Items from a figure collection:
# # # # #
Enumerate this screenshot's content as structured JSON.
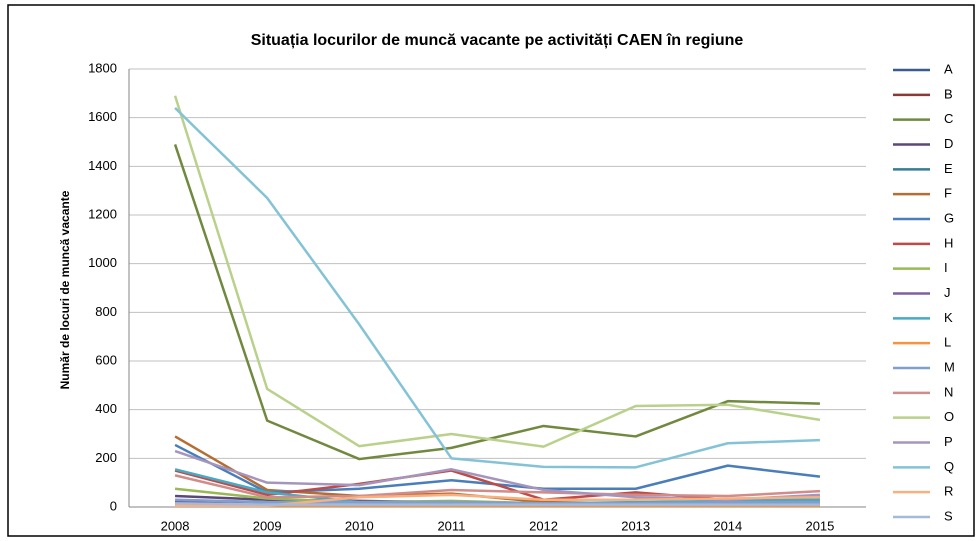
{
  "chart_data": {
    "type": "line",
    "title": "Situația locurilor de muncă vacante pe activități CAEN în regiune",
    "y_label": "Număr de locuri de muncă vacante",
    "categories": [
      "2008",
      "2009",
      "2010",
      "2011",
      "2012",
      "2013",
      "2014",
      "2015"
    ],
    "ylim": [
      0,
      1800
    ],
    "yticks": [
      0,
      200,
      400,
      600,
      800,
      1000,
      1200,
      1400,
      1600,
      1800
    ],
    "grid": true,
    "legend": "right",
    "series": [
      {
        "name": "A",
        "color": "#385d8a",
        "values": [
          20,
          10,
          10,
          10,
          10,
          10,
          10,
          10
        ]
      },
      {
        "name": "B",
        "color": "#8c3836",
        "values": [
          10,
          5,
          5,
          5,
          5,
          5,
          5,
          5
        ]
      },
      {
        "name": "C",
        "color": "#71893f",
        "values": [
          1490,
          355,
          197,
          243,
          333,
          290,
          435,
          425
        ]
      },
      {
        "name": "D",
        "color": "#5c4776",
        "values": [
          45,
          30,
          25,
          20,
          15,
          15,
          20,
          20
        ]
      },
      {
        "name": "E",
        "color": "#357d91",
        "values": [
          10,
          5,
          5,
          5,
          5,
          5,
          5,
          5
        ]
      },
      {
        "name": "F",
        "color": "#b66d31",
        "values": [
          290,
          70,
          45,
          55,
          20,
          15,
          25,
          40
        ]
      },
      {
        "name": "G",
        "color": "#4a7ebb",
        "values": [
          255,
          60,
          75,
          110,
          75,
          75,
          170,
          125
        ]
      },
      {
        "name": "H",
        "color": "#be4b48",
        "values": [
          150,
          50,
          95,
          150,
          30,
          60,
          30,
          45
        ]
      },
      {
        "name": "I",
        "color": "#98b954",
        "values": [
          75,
          35,
          20,
          25,
          15,
          15,
          20,
          20
        ]
      },
      {
        "name": "J",
        "color": "#7d60a0",
        "values": [
          20,
          10,
          10,
          10,
          10,
          10,
          10,
          10
        ]
      },
      {
        "name": "K",
        "color": "#46aac5",
        "values": [
          155,
          60,
          20,
          20,
          15,
          20,
          25,
          30
        ]
      },
      {
        "name": "L",
        "color": "#f69240",
        "values": [
          5,
          5,
          5,
          5,
          5,
          5,
          5,
          5
        ]
      },
      {
        "name": "M",
        "color": "#7f9fcf",
        "values": [
          30,
          20,
          20,
          20,
          15,
          15,
          20,
          20
        ]
      },
      {
        "name": "N",
        "color": "#d08c8a",
        "values": [
          130,
          40,
          45,
          70,
          60,
          50,
          45,
          65
        ]
      },
      {
        "name": "O",
        "color": "#b9d18a",
        "values": [
          1690,
          485,
          250,
          300,
          248,
          415,
          420,
          358
        ]
      },
      {
        "name": "P",
        "color": "#a595bd",
        "values": [
          230,
          100,
          90,
          155,
          70,
          40,
          30,
          50
        ]
      },
      {
        "name": "Q",
        "color": "#84c3d6",
        "values": [
          1640,
          1270,
          750,
          200,
          165,
          163,
          262,
          275
        ]
      },
      {
        "name": "R",
        "color": "#f9b07f",
        "values": [
          5,
          5,
          40,
          50,
          30,
          30,
          35,
          40
        ]
      },
      {
        "name": "S",
        "color": "#a6b9d8",
        "values": [
          15,
          10,
          10,
          10,
          10,
          10,
          10,
          10
        ]
      }
    ]
  }
}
# # # # #
Requirement
Pull out every line of the records that includes the string "muncă".

Solution
    "title": "Situația locurilor de muncă vacante pe activități CAEN în regiune",
    "y_label": "Număr de locuri de muncă vacante",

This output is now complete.